■ Selection ■
·····

If you live a Windows-free life, get ready to laugh out loud like we did, and if you're one of the poor sods who's actually going to have to work with the beast formerly known as Windows NT 5, brace yourself for a fierce crying jag: faithful viewer Jerry O'Neil pointed out a Sm@rt Reseller article claiming that, by Microsoft's own count, there are over 63,000 bugs in Windows 2000. Sm@rt Reseller claims to have gotten hold of an internal Microsoft memo, in which a Windows development leader is quoted as saying, "Our customers do not want us to sell them products with over 63,000 potential known defects. They want these defects corrected. How many of you would spend $500 on a piece of software with over 63,000 potential known defects?" (To be fair, only 21,000 of those bugs are classified as "real problems." Feeling better?)

·····

Decide whether each statement below agrees with the passage on Windows 2000 bugs. For each, answer yes or no and quote the words of the passage that settle it.
1. The figure of over 63,000 bugs is attributed to Microsoft's own count.
2. All of the 63,000 bugs are classified as real problems.
3. The Sm@rt Reseller article was pointed out by a viewer named Jerry O'Neil.

■ Listed records ■

·····

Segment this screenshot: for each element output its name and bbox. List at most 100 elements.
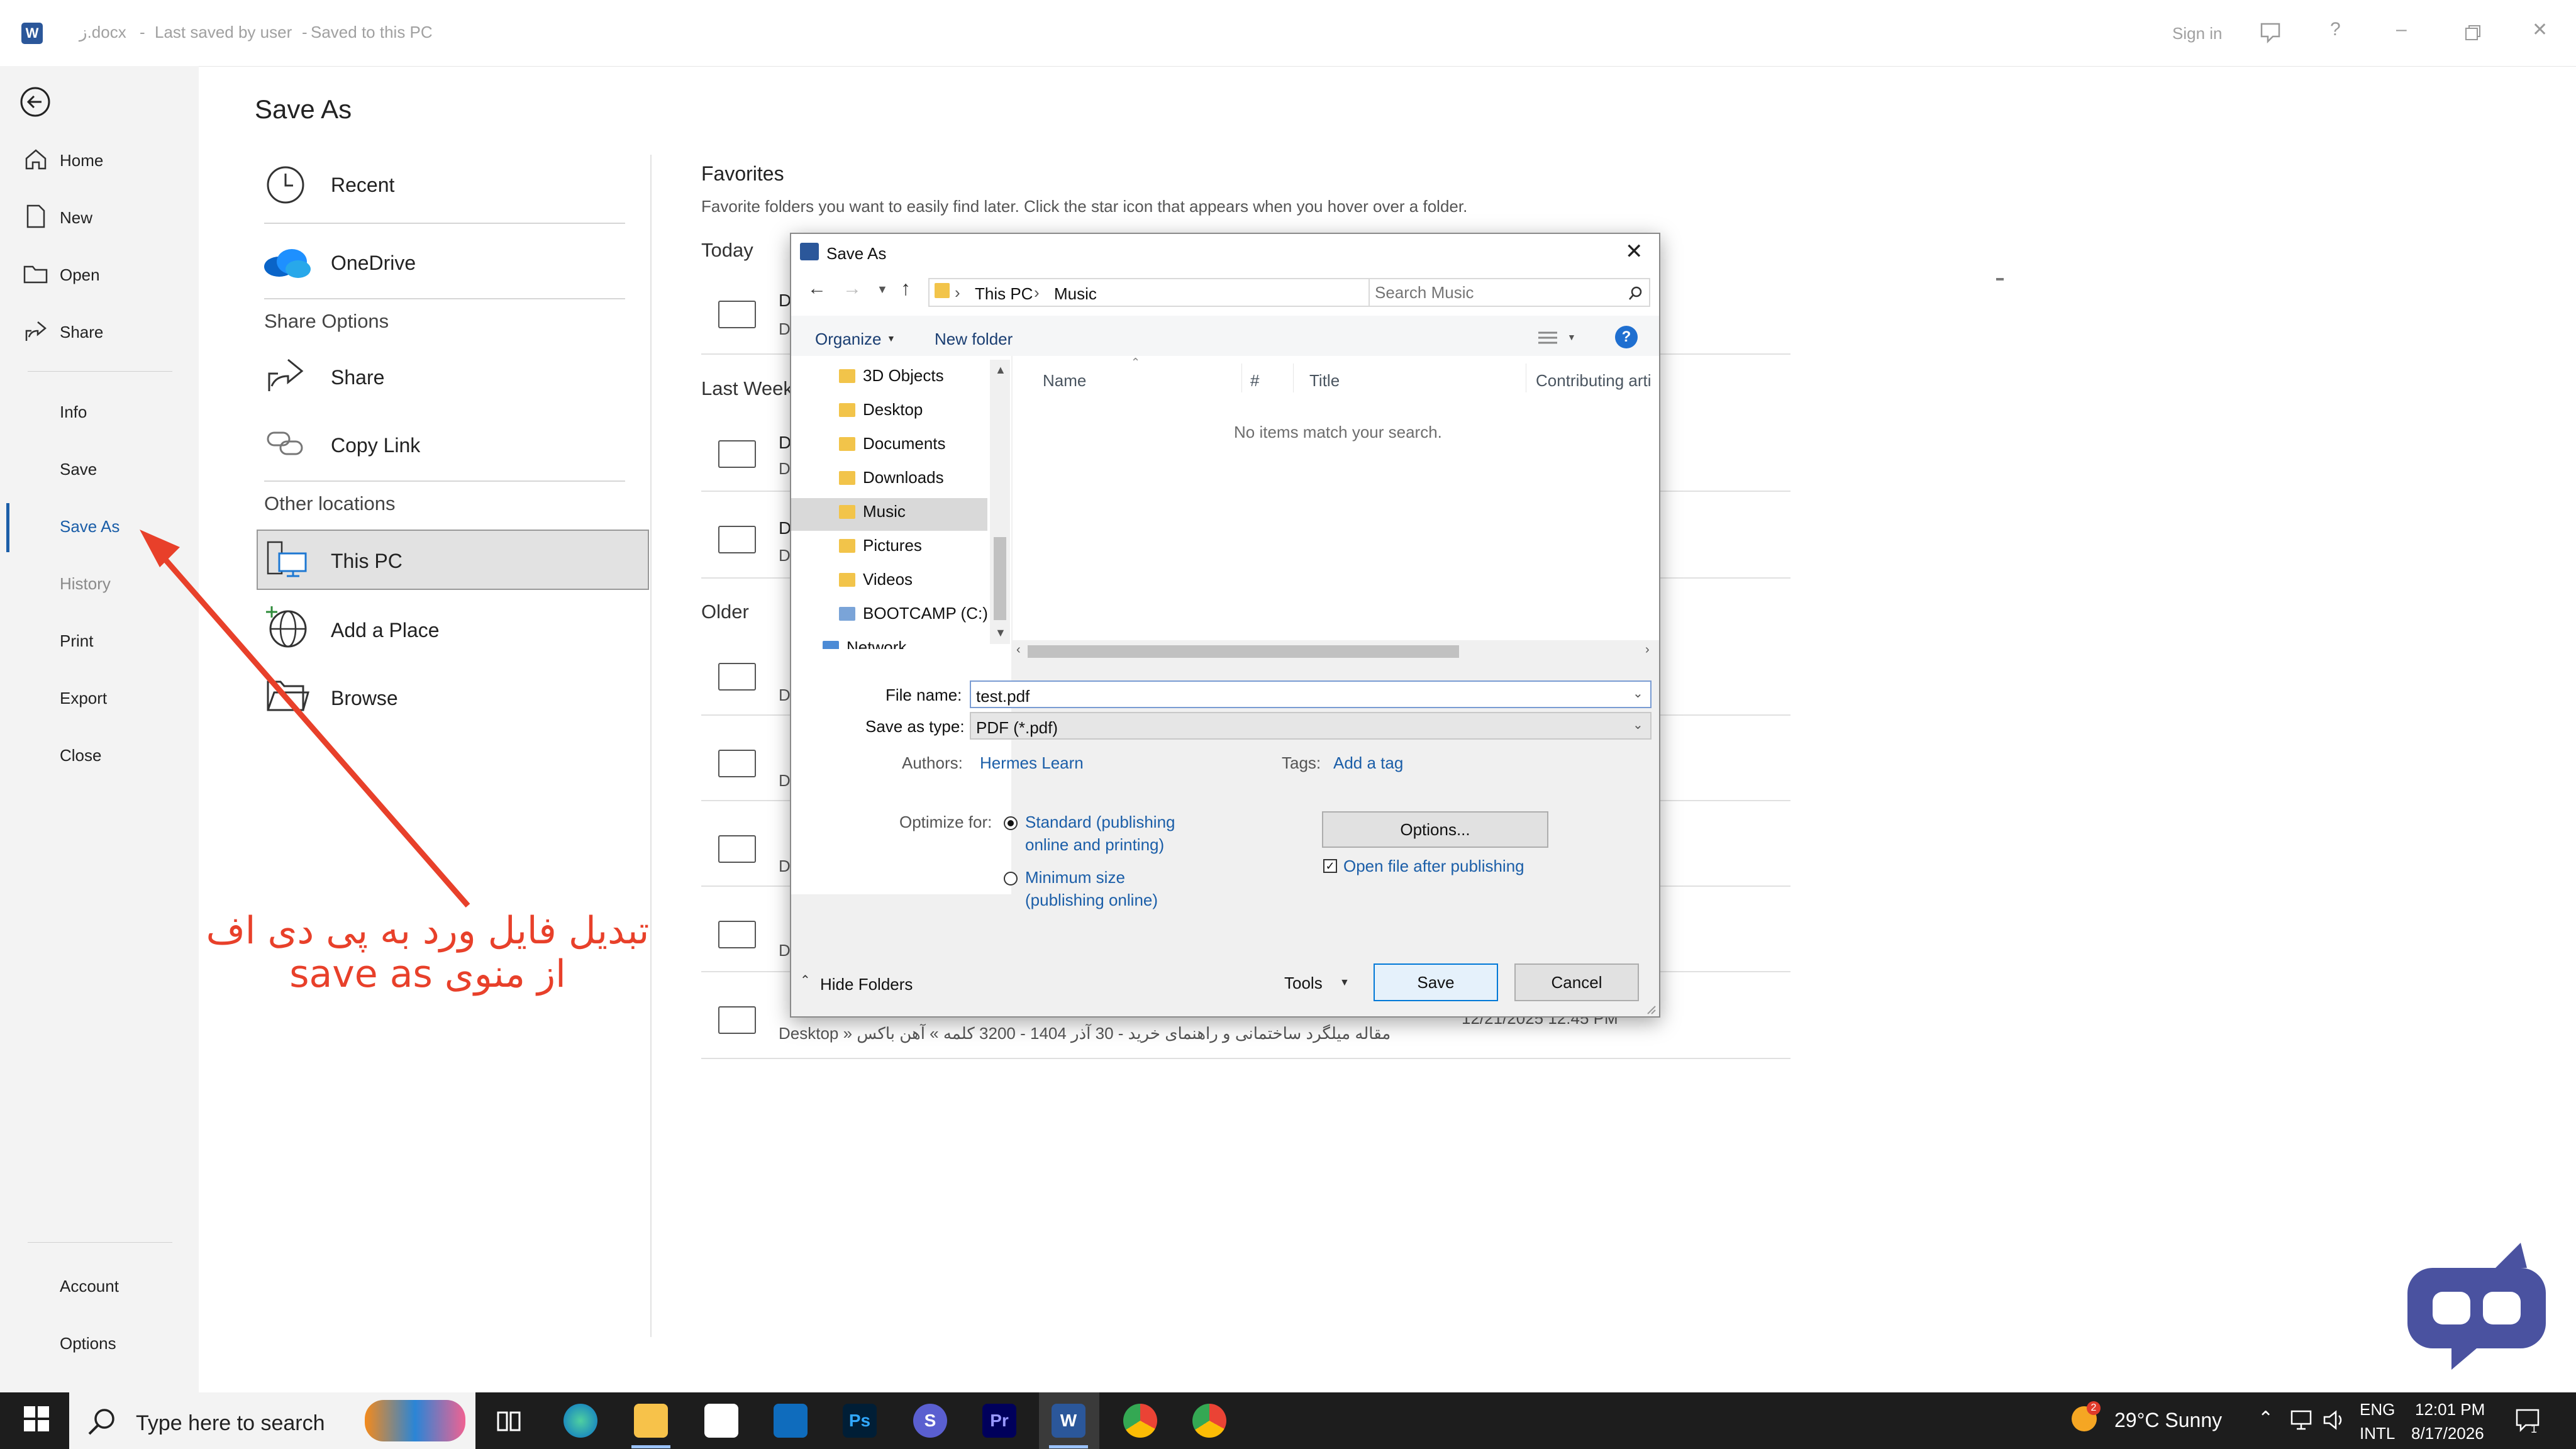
view-options-icon[interactable] [1537, 330, 1558, 346]
store-icon[interactable] [704, 1404, 738, 1438]
option-standard-line2[interactable]: online and printing) [1025, 835, 1164, 855]
tree-item[interactable]: BOOTCAMP (C:) [839, 604, 988, 631]
file-name-input[interactable]: test.pdf ⌄ [970, 680, 1652, 708]
location-this-pc[interactable]: This PC [257, 530, 649, 590]
file-explorer-icon[interactable] [634, 1404, 668, 1438]
search-input[interactable] [1368, 278, 1650, 307]
forward-arrow-icon[interactable]: → [843, 278, 862, 299]
tree-item[interactable]: 3D Objects [839, 366, 944, 394]
clock-date[interactable]: 8/17/2026 [2411, 1424, 2484, 1443]
scroll-thumb[interactable] [1028, 645, 1459, 658]
tree-item[interactable]: Pictures [839, 536, 922, 564]
option-minimum[interactable]: Minimum size [1025, 868, 1125, 887]
network-icon[interactable] [2289, 1409, 2314, 1431]
tools-menu[interactable]: Tools [1284, 974, 1323, 993]
windows-start-icon[interactable] [24, 1406, 49, 1431]
nav-account[interactable]: Account [60, 1277, 119, 1296]
tree-item[interactable]: Desktop [839, 400, 923, 428]
scroll-right-icon[interactable]: › [1645, 643, 1650, 657]
save-button[interactable]: Save [1374, 963, 1498, 1001]
chrome-icon[interactable] [1123, 1404, 1157, 1438]
authors-value[interactable]: Hermes Learn [980, 753, 1084, 773]
radio-standard[interactable] [1004, 816, 1018, 830]
option-minimum-line2[interactable]: (publishing online) [1025, 891, 1158, 910]
chevron-up-icon[interactable]: ⌃ [2258, 1407, 2273, 1430]
restore-icon[interactable] [2464, 24, 2482, 42]
nav-close[interactable]: Close [60, 746, 101, 765]
tree-item[interactable]: Documents [839, 434, 946, 462]
chevron-down-icon[interactable]: ⌄ [1633, 686, 1643, 701]
taskbar-search-box[interactable]: Type here to search [69, 1392, 475, 1449]
tree-scrollbar[interactable]: ▲ ▼ [990, 360, 1010, 644]
outlook-icon[interactable] [774, 1404, 808, 1438]
edge-icon[interactable] [564, 1404, 597, 1438]
location-onedrive[interactable]: OneDrive [257, 238, 621, 288]
horizontal-scrollbar[interactable]: ‹ › [1013, 640, 1659, 663]
skype-icon[interactable]: S [913, 1404, 947, 1438]
cancel-button[interactable]: Cancel [1514, 963, 1639, 1001]
location-browse[interactable]: Browse [257, 670, 621, 721]
tree-item[interactable]: Music [839, 502, 906, 530]
nav-share[interactable]: Share [60, 323, 103, 342]
chat-bot-icon[interactable] [2407, 1240, 2558, 1379]
tags-value[interactable]: Add a tag [1333, 753, 1403, 773]
hide-folders-button[interactable]: Hide Folders [820, 975, 913, 994]
dropdown-arrow-icon[interactable]: ▼ [1567, 332, 1576, 342]
back-arrow-icon[interactable]: ← [808, 278, 826, 299]
chrome-profile-icon[interactable] [1192, 1404, 1226, 1438]
task-view-icon[interactable] [496, 1409, 523, 1434]
notification-icon[interactable] [2514, 1406, 2542, 1434]
keyboard-layout[interactable]: INTL [2360, 1424, 2395, 1443]
help-icon[interactable]: ? [1615, 326, 1638, 348]
scroll-left-icon[interactable]: ‹ [1016, 643, 1021, 657]
breadcrumb-this-pc[interactable]: This PC [975, 284, 1033, 304]
location-copy-link[interactable]: Copy Link [257, 418, 621, 468]
save-type-select[interactable]: PDF (*.pdf) ⌄ [970, 712, 1652, 740]
organize-menu[interactable]: Organize [815, 330, 882, 349]
breadcrumb-music[interactable]: Music [1054, 284, 1097, 304]
location-recent[interactable]: Recent [257, 160, 621, 210]
tree-item[interactable]: Network [823, 638, 906, 649]
help-icon[interactable]: ? [2330, 19, 2341, 40]
sign-in-link[interactable]: Sign in [2172, 24, 2223, 43]
column-header-title[interactable]: Title [1309, 371, 1340, 391]
column-header-name[interactable]: Name [1043, 371, 1086, 391]
column-header-number[interactable]: # [1250, 371, 1259, 391]
nav-export[interactable]: Export [60, 689, 107, 708]
location-add-place[interactable]: Add a Place [257, 602, 621, 653]
option-standard[interactable]: Standard (publishing [1025, 813, 1175, 832]
nav-options[interactable]: Options [60, 1334, 116, 1353]
volume-icon[interactable] [2322, 1409, 2347, 1431]
checkbox-open-after[interactable]: ✓ [1323, 859, 1337, 873]
language-code[interactable]: ENG [2360, 1400, 2395, 1419]
clock-time[interactable]: 12:01 PM [2415, 1400, 2485, 1419]
scroll-up-icon[interactable]: ▲ [995, 364, 1006, 377]
scroll-down-icon[interactable]: ▼ [995, 626, 1006, 640]
photoshop-icon[interactable]: Ps [843, 1404, 877, 1438]
recent-dropdown-icon[interactable]: ▼ [877, 283, 888, 296]
nav-save[interactable]: Save [60, 460, 97, 479]
nav-info[interactable]: Info [60, 402, 87, 422]
location-share[interactable]: Share [257, 350, 621, 400]
column-header-contributing-artists[interactable]: Contributing arti [1536, 371, 1652, 391]
nav-open[interactable]: Open [60, 265, 100, 285]
word-taskbar-icon[interactable]: W [1052, 1404, 1085, 1438]
nav-save-as[interactable]: Save As [60, 517, 119, 536]
coauthor-icon[interactable] [2258, 20, 2283, 45]
back-arrow-icon[interactable] [19, 86, 52, 118]
minimize-icon[interactable]: – [2396, 19, 2407, 40]
chevron-up-icon[interactable]: ⌃ [800, 972, 811, 988]
tree-item[interactable]: Videos [839, 570, 913, 597]
nav-new[interactable]: New [60, 208, 92, 228]
new-folder-button[interactable]: New folder [935, 330, 1013, 349]
radio-minimum[interactable] [1004, 872, 1018, 886]
options-button[interactable]: Options... [1322, 811, 1548, 848]
nav-home[interactable]: Home [60, 151, 103, 170]
open-after-label[interactable]: Open file after publishing [1343, 857, 1524, 876]
dialog-close-icon[interactable]: ✕ [1625, 239, 1643, 264]
weather-text[interactable]: 29°C Sunny [2114, 1409, 2222, 1432]
tree-item[interactable]: Downloads [839, 468, 944, 496]
resize-grip-icon[interactable] [1645, 1004, 1657, 1015]
up-arrow-icon[interactable]: ↑ [901, 277, 911, 300]
nav-print[interactable]: Print [60, 631, 93, 651]
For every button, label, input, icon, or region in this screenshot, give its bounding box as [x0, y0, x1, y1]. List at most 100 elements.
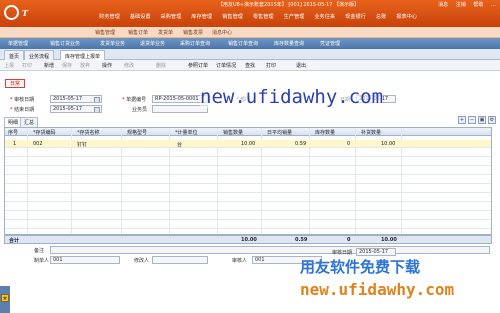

·····

■ Full solution ■
1. Yes: "by Microsoft's own count, there are over 63,000 bugs in Windows 2000"
2. No: "only 21,000 of those bugs are classified as "real problems.""
3. Yes: "faithful viewer Jerry O'Neil pointed out a Sm@rt Reseller article"